### Objective
Write what comes next in the MP4 module API manual given first below, picking up right after its last line and keeping its layout.

### Supplied passage
[Start]

MP4 Module API Manual#

Overview#

This document provides a detailed introduction to the K230_CanMV MP4 module API’s functionality and usage. The MP4 module is primarily used for generating MP4 files. Developers do not need to focus on the underlying implementation details; they can simply call the provided APIs to generate MP4 files with different encoding formats and video resolutions. This document will introduce both the MP4Container API and the kd_mp4* API, helping developers quickly get started and flexibly use these interfaces.

MP4Container API Introduction#

The MP4Container class provides a convenient way to record camera footage and capture audio to generate MP4 files. This module simplifies the MP4 file processing workflow, making it suitable for application scenarios where there is no need to focus on the underlying implementation details.

MP4Container.Create#

Description

Creates an instance of MP4Container.

Syntax

MP4Container.Create(mp4Cfg)

Parameters

Parameter Name

Description

Input/Output

mp4Cfg

Configuration for MP4Container

Input

Return Values

Return Value

Description

None

MP4Container.Start#

Description

Starts the MP4Container to begin processing data.

Syntax

MP4Container.Start()

Parameters

None

Return Values

Return Value

Description

None

MP4Container.Process#

Description

Writes a frame of audio/video data to the MP4 file.

Syntax

MP4Container.Process()

Parameters

None

Return Values

Return Value

Description

None

MP4Container.Stop#

Description

Stops the MP4Container from processing data.

Syntax

MP4Container.Stop()

Parameters

None

Return Values

Return Value

Description

None

MP4Container.Destroy#

Description

Destroys the created MP4Container instance.

Syntax

MP4Container.Destroy()

Parameters

None

Return Values

Return Value

Description

None

kd_mp4* API Introduction#

This section provides a detailed description of the low-level function interfaces related to the MP4 module, which are used for more flexible control over the creation, writing, and reading of MP4 files. These interfaces are suitable for developers who need higher flexibility and control, allowing them to finely manage various aspects of MP4 files, including container creation, track management, data writing, and reading, and integrate with other modules to create a comprehensive solution.

kd_mp4_create#

Description Creates an MP4 container instance and initializes the configuration.

Syntax

handle = k_u64_ptr()
ret = kd_mp4_create(handle, mp4_cfg)

[End]

### Excerpted data
[Start]

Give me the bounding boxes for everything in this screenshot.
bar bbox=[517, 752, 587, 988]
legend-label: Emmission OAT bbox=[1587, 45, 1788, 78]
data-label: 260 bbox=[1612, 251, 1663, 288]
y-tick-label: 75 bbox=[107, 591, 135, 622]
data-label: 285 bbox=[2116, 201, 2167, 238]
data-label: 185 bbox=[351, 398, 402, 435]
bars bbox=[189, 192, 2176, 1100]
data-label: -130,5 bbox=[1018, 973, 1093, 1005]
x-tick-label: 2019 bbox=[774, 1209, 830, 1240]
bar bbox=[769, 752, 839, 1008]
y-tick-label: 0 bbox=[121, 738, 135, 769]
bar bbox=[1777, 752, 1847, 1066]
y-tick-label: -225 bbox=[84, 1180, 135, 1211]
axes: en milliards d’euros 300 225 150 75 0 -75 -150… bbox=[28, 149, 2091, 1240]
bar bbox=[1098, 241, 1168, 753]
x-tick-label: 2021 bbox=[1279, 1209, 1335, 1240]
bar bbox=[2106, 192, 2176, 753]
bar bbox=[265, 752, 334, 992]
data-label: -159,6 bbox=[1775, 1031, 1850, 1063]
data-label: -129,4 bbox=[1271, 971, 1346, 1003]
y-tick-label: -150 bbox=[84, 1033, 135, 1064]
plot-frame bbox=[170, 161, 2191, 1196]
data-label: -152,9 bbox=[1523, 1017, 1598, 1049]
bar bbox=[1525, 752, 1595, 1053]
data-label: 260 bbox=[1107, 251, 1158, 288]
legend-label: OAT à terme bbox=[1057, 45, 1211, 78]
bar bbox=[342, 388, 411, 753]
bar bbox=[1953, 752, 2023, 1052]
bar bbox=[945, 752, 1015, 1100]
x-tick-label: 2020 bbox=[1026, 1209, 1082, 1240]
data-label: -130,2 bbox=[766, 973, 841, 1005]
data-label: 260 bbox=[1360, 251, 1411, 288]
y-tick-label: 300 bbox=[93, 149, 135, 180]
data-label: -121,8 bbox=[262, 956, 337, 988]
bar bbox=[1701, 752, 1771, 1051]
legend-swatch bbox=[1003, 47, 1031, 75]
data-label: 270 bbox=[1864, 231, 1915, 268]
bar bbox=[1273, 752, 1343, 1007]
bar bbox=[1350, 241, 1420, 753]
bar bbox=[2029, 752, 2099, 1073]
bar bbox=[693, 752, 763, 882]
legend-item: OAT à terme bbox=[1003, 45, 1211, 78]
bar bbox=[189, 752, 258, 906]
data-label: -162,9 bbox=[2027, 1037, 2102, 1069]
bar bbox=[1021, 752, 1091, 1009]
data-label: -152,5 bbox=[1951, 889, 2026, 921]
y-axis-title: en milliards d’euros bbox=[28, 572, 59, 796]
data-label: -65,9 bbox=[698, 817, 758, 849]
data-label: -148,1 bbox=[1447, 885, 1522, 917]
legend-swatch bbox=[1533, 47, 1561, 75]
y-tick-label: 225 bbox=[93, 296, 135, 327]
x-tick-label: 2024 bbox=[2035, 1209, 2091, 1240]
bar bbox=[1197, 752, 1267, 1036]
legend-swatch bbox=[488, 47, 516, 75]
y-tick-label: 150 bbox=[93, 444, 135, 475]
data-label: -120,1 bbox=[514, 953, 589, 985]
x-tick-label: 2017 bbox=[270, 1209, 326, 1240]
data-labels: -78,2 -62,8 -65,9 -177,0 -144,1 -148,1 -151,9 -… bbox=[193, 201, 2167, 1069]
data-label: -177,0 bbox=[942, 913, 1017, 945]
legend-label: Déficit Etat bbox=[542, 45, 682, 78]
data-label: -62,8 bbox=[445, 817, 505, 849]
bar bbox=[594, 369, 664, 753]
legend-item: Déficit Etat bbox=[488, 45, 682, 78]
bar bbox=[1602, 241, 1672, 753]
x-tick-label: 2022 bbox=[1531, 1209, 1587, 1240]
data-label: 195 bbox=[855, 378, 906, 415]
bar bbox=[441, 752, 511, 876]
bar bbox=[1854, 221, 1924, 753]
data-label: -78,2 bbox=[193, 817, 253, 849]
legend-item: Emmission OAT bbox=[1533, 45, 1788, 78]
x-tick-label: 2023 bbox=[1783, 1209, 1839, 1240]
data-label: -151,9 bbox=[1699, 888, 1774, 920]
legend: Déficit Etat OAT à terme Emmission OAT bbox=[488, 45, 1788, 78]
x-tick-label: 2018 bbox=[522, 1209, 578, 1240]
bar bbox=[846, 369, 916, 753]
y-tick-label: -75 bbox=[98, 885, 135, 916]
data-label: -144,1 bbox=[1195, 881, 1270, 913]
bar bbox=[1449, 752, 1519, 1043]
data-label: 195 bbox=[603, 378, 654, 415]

[End]

### Exercise output
Parameters

Parameter Name

Description

Input/Output

handle

Output parameter, return the pointer of the MP4 instance handle

Output

config

Pointer to MP4 container configuration structure

Input

Return Values

Return Value

Description

0

Success

Non-0

Failure, see specific implementation for error codes

kd_mp4_create_track#

Description Creates an audio/video track in the MP4 container.

Syntax

track_handle = k_u64_ptr()
ret = kd_mp4_create_track(handle, track_handle, track_info)

Parameters

Parameter Name

Description

Input/Output

handle

MP4 instance handle

Input

track_handle

Output parameter, the handle pointer of the audio and video track instance

Output

track_info

Pointer to track information structure

Input

Return Values

Return Value

Description

0

Success

Non-0

Failure

kd_mp4_destroy_tracks#

Description Destroys all created tracks in the MP4 container.

Syntax

ret = kd_mp4_destroy_tracks(handle)

Parameters

Parameter Name

Description

Input/Output

handle

MP4 instance handle

Input

Return Values

Return Value

Description

0

Success

Non-0

Failure

kd_mp4_write_frame#

Description Writes a frame of audio/video data to the MP4 file.

Syntax

ret = kd_mp4_write_frame(handle, track_id, frame_data)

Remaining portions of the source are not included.